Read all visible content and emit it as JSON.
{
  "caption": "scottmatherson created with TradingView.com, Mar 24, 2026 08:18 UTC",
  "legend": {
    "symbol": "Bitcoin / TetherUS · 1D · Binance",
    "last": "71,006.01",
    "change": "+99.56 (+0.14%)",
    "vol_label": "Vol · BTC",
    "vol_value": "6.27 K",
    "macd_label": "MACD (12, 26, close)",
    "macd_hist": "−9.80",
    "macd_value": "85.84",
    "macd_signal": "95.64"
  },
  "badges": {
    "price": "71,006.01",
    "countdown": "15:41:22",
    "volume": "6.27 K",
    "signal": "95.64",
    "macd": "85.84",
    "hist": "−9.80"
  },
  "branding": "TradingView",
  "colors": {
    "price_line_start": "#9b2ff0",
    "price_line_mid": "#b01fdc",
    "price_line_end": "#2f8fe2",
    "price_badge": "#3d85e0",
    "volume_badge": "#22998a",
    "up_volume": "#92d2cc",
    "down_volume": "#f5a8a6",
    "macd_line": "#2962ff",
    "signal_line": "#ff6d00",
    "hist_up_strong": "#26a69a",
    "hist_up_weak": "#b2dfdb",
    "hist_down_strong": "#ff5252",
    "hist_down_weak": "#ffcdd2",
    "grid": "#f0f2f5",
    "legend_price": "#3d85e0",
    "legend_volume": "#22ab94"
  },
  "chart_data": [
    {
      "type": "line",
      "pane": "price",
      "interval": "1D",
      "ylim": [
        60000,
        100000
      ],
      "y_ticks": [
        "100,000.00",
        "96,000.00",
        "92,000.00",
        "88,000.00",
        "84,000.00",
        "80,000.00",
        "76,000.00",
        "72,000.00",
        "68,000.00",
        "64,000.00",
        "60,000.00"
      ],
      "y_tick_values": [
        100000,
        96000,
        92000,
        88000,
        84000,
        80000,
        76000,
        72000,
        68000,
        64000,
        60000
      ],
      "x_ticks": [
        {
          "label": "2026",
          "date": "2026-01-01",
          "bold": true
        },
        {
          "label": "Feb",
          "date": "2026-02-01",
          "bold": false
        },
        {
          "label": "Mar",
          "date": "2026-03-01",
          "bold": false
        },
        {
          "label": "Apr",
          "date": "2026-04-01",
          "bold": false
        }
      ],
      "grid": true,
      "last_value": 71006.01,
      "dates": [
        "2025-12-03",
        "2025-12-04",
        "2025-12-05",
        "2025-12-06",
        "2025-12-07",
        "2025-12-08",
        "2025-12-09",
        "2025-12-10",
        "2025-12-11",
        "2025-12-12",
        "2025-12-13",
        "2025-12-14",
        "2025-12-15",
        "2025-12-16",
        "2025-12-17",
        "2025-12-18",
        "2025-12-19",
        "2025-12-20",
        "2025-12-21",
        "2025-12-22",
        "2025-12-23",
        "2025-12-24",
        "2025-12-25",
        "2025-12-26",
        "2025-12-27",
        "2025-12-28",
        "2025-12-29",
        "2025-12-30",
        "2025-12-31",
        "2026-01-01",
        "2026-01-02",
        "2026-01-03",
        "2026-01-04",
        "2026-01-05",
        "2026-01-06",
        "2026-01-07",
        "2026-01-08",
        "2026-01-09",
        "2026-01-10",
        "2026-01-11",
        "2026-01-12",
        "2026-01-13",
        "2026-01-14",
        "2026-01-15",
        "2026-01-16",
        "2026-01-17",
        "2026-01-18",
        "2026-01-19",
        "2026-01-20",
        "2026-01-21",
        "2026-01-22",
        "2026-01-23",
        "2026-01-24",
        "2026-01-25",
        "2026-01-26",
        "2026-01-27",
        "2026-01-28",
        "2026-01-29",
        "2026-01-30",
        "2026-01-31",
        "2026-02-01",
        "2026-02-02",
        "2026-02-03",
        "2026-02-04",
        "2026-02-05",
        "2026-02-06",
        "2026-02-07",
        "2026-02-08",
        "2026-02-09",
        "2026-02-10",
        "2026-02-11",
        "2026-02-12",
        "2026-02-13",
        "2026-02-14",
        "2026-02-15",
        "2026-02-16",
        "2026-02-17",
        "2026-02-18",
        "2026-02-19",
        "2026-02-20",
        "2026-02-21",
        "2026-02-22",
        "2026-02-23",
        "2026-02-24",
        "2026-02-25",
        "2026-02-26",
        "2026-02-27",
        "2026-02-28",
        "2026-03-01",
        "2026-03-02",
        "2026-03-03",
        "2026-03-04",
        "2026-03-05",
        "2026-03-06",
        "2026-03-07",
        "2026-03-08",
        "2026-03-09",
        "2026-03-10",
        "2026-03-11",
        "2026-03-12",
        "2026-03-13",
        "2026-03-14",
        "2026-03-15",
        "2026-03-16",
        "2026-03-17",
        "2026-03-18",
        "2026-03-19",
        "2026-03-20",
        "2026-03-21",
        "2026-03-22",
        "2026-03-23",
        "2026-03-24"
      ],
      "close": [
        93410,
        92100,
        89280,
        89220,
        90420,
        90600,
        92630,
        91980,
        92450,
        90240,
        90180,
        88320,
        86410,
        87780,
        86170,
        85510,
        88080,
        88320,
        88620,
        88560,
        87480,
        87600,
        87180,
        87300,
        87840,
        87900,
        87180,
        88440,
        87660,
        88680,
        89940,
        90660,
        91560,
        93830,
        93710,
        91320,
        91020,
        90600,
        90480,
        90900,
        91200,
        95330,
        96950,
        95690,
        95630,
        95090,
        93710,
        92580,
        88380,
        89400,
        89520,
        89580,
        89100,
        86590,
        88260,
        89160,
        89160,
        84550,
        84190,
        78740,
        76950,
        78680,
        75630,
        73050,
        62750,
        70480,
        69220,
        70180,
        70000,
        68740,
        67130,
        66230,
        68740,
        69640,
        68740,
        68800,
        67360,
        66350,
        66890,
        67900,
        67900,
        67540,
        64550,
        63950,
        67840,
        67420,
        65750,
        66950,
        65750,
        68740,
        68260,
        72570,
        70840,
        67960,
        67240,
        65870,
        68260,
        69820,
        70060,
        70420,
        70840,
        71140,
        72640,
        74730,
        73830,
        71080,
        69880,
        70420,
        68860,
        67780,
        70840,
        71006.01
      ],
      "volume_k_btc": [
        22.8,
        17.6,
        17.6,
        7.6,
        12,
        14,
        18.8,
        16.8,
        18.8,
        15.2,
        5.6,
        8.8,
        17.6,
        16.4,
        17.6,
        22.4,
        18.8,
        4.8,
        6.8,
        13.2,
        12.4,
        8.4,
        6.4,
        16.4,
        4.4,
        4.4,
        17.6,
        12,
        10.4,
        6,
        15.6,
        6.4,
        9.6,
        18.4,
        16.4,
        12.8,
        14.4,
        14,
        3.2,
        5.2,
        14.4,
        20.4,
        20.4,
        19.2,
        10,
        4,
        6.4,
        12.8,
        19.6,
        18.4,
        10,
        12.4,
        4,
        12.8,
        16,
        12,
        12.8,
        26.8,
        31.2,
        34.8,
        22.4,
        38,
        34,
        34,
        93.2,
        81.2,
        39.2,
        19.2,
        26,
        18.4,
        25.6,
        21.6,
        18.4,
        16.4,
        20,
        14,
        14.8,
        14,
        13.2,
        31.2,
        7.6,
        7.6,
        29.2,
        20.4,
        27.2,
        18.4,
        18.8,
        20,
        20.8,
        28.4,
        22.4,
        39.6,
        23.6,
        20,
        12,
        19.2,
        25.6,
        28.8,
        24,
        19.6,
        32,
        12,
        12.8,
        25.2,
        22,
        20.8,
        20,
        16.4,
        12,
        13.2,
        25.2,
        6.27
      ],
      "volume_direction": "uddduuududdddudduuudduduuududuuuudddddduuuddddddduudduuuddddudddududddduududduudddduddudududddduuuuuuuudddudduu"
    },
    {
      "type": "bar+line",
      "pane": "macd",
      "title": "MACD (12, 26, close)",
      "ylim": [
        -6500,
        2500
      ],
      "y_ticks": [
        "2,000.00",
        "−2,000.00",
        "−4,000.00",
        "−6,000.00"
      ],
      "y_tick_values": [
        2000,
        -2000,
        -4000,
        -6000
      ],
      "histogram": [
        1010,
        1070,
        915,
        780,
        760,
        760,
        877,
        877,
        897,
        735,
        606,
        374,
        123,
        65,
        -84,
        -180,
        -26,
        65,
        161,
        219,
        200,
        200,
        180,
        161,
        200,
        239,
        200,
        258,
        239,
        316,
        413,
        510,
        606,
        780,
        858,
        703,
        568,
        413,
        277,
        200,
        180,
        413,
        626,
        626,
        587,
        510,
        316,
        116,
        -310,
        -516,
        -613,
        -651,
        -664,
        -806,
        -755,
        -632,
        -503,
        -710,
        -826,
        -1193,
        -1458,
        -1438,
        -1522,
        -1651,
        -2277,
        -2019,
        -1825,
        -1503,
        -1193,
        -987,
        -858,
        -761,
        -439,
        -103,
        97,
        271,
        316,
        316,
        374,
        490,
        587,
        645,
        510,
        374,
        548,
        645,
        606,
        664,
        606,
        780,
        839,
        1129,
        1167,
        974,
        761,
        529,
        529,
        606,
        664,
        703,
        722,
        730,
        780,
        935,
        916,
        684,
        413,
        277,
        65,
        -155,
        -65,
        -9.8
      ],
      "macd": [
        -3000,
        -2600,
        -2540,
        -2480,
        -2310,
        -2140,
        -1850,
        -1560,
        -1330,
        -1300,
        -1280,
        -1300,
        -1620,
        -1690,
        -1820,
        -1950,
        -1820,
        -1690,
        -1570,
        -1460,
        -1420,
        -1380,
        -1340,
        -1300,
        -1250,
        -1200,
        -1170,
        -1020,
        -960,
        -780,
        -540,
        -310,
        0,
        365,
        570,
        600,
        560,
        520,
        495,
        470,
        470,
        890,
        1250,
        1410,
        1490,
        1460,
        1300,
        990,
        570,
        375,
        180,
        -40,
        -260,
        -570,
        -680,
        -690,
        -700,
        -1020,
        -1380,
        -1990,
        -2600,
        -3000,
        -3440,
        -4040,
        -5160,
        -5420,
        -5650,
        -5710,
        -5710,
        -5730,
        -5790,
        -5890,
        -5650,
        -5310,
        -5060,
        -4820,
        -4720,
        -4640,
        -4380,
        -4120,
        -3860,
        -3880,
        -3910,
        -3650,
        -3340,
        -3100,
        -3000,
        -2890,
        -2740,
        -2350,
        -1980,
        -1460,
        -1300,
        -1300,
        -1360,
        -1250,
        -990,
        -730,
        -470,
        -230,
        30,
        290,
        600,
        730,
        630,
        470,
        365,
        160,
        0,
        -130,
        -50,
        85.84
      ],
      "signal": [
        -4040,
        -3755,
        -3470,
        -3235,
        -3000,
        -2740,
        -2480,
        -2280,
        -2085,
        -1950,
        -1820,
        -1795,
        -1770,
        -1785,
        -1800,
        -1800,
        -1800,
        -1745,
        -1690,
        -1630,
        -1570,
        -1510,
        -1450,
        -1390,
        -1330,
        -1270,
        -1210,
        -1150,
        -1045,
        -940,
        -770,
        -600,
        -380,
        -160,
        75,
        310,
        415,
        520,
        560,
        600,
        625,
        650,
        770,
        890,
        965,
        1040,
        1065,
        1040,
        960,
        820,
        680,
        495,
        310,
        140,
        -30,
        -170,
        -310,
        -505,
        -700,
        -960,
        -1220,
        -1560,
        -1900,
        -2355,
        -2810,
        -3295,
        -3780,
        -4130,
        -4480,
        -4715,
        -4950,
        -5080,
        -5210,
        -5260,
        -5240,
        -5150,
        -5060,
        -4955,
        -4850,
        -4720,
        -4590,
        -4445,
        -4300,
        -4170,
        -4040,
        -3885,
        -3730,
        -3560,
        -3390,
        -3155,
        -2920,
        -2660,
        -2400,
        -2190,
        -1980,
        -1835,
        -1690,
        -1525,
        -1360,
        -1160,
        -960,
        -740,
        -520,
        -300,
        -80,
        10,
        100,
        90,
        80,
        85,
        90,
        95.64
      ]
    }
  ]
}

++++++

• [WHAT TO DO]:
Which lines hold the string "close"? Copy all of them from the data above.

• [EXERCISE ANSWER]:
    "macd_label": "MACD (12, 26, close)",
      "close": [
      "title": "MACD (12, 26, close)",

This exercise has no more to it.